▸ Exercícios propostos
**a)** Extraia do trecho sobre Stanislaw Lem a passagem entre "De outro autor" e "nazista em 1939.", inclusive, sem nenhuma alteração.
**b)** Com base no trecho sobre Stanislaw Lem, responda:
(i) Em que cidade vive o garoto de classe média retratado em Highcastle?
(ii) Em que ano ocorreu a invasão nazista mencionada?
(iii) Que coletânea de ensaios é citada como exemplo de obra em que Lem discorre longamente sobre ficção científica?
**c)** Prossiga com o trecho sobre Stanislaw Lem a partir da última frase apresentada.

▸ Trecho selecionado
= = = = =
De outro autor que admiro muito, Stanislaw Lem, li o livro de memórias Highcastle: a Remembrance (1966), centrado na sua infância. Lem é um dos autores mais intelectuais da FC e está para a Polônia assim como Borges está para a Argentina. Sua obra gigantesca é parcialmente traduzida em inglês, e só uma dúzia de romances em português. Highcastle mostra a vidinha comum de um garoto de classe média em Lvov. São especialmente ácidos os seus comentários sobre as preparações militares dos adolescentes poloneses, ensaiando ordem-unida e exercícios militares com bastões em vez de rifles, até a invasão nazista em 1939.
 
Lem fala pouco sobre ficção científica (sobre a qual ele discorre longamente em coletâneas de ensaios como Microworlds (1984). Seu retrato de infância e adolescência entre-guerras é cheio de percepções sagazes e mostram como funciona sua mente observadora, metódica, ousada, ao mesmo tempo de grande objetividade e grande imaginação.
= = = = =
Registros de elementos e coordenadas
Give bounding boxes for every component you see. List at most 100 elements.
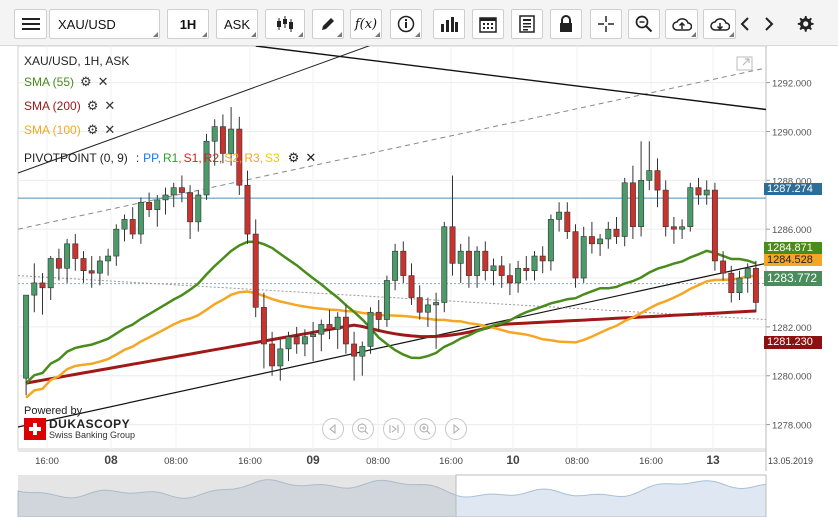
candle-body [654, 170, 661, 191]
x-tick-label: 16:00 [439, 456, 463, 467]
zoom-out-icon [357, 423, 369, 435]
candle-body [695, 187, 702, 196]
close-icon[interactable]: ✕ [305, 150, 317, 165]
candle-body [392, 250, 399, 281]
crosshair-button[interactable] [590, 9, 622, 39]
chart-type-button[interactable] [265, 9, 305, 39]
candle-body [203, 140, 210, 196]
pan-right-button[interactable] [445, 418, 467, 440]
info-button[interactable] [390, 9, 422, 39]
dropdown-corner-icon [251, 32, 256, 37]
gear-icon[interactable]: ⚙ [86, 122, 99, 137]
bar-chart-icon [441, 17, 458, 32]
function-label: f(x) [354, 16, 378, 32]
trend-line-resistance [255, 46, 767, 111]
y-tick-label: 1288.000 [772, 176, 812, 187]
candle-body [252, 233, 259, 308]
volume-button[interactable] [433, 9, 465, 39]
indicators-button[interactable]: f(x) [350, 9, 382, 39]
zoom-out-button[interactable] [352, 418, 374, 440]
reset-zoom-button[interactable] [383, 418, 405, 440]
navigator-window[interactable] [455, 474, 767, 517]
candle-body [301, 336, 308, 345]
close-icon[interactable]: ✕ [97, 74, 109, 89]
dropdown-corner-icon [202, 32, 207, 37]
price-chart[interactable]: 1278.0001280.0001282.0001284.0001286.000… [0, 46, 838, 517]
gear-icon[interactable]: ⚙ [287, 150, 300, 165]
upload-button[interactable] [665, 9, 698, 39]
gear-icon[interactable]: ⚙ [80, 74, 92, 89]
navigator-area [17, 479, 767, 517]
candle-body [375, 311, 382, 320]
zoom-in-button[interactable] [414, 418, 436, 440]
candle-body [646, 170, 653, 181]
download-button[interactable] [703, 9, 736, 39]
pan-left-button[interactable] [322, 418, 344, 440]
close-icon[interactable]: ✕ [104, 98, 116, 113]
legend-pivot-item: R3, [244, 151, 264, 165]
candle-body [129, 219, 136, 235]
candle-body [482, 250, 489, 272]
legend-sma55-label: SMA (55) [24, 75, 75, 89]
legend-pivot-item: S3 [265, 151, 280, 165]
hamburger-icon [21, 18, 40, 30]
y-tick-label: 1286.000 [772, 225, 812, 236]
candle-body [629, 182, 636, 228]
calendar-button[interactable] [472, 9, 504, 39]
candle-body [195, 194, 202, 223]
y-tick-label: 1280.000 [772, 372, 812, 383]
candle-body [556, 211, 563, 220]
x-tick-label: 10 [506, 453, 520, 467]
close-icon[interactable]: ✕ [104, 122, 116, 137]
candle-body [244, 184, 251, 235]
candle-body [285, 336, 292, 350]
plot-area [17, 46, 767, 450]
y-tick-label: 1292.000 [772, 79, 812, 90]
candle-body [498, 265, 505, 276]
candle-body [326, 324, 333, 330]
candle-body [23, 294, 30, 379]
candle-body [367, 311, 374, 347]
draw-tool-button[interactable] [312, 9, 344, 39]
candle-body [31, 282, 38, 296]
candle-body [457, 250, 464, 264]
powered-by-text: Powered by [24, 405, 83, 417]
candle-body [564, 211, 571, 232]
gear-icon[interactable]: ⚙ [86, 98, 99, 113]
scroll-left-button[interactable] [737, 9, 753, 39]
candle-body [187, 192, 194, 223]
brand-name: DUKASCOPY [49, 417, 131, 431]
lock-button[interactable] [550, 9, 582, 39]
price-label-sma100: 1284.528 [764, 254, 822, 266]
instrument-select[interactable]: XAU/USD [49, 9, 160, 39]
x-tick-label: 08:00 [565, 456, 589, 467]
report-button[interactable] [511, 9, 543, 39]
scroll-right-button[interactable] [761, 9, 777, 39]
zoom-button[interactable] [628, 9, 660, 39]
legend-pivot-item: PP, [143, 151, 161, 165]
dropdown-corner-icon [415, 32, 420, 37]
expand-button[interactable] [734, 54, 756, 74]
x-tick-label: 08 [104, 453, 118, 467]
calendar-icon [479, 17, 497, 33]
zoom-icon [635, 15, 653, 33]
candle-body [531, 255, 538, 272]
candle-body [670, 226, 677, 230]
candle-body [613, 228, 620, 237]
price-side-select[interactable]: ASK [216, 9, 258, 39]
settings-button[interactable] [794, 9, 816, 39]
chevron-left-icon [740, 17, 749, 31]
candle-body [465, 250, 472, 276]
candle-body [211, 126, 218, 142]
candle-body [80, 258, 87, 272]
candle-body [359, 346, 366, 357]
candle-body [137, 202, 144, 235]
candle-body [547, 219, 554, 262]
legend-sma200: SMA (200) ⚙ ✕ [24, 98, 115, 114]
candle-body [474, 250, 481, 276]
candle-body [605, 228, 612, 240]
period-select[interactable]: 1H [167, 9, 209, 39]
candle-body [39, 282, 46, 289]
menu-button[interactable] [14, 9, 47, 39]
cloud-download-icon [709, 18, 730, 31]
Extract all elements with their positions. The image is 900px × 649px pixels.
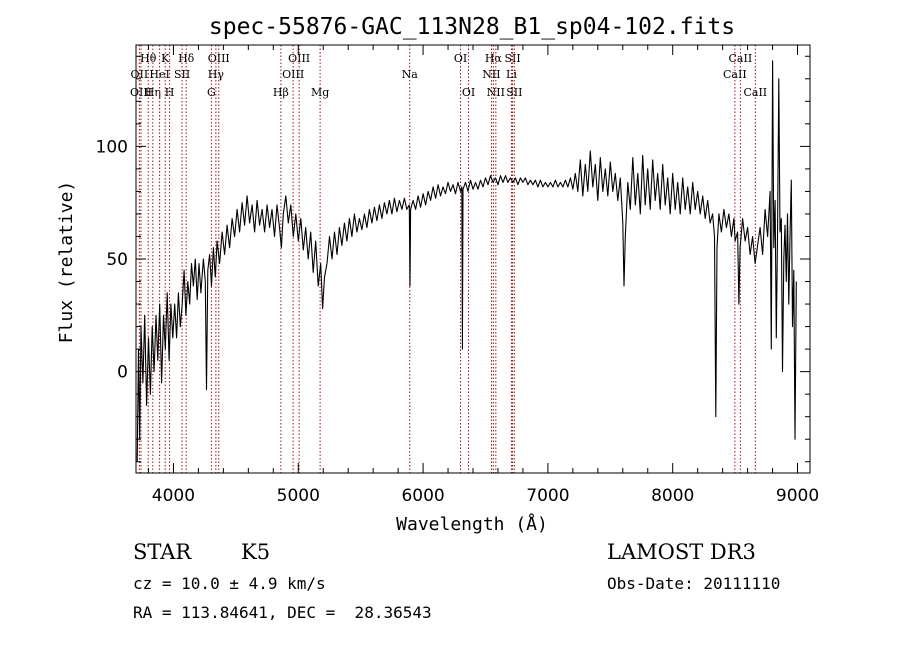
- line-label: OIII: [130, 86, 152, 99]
= = = = =
▸ Resultados
**a)**
De outro autor que admiro muito, Stanislaw Lem, li o livro de memórias Highcastle: a Remembrance (1966), centrado na sua infância. Lem é um dos autores mais intelectuais da FC e está para a Polônia assim como Borges está para a Argentina. Sua obra gigantesca é parcialmente traduzida em inglês, e só uma dúzia de romances em português. Highcastle mostra a vidinha comum de um garoto de classe média em Lvov. São especialmente ácidos os seus comentários sobre as preparações militares dos adolescentes poloneses, ensaiando ordem-unida e exercícios militares com bastões em vez de rifles, até a invasão nazista em 1939.

**b)**
(i) Lvov.
(ii) 1939.
(iii) Microworlds (1984).

**c)**
Por falar em ciência, uma leitura importante foi a de Sapiens (2012) de Yuval Harari, um best-seller recente que vem na linha dos grandes livros de Carl Sagan, Arthur C. Clarke ou Fritz Kahn (cujo O Livro da Natureza iluminou meus verdes anos). Harari dá uma geral na evolução da humanidade, e é muito importante a Parte 1, sobre a Revolução Cognitiva. O modo como a espécie humana criou os softwares de interpretação e modelagem da realidade, acompanhado pela linguagem, é uma coisa espantosa. A gente fala no Fogo, na Roda, etc., mas essa revolução que não deixou rastros físicos diretos foi a coisa mais fascinante.
 
O livro poderia se chamar “História da Inteligência Humana”, porque Harari expõe, com linguagem clara e simples, o quanto a civilização é uma ficção coletiva. Ele fala nas ficções jurídicas, nas ficções financeiras, nas ficções ideológicas, nas ficções empresariais. Nada disso tem existência concreta além das ações das pessoas que acreditam nelas. A civilização é um simples conjunto de narrativas (o termo está meio batido hoje; quem tiver um melhor, traga).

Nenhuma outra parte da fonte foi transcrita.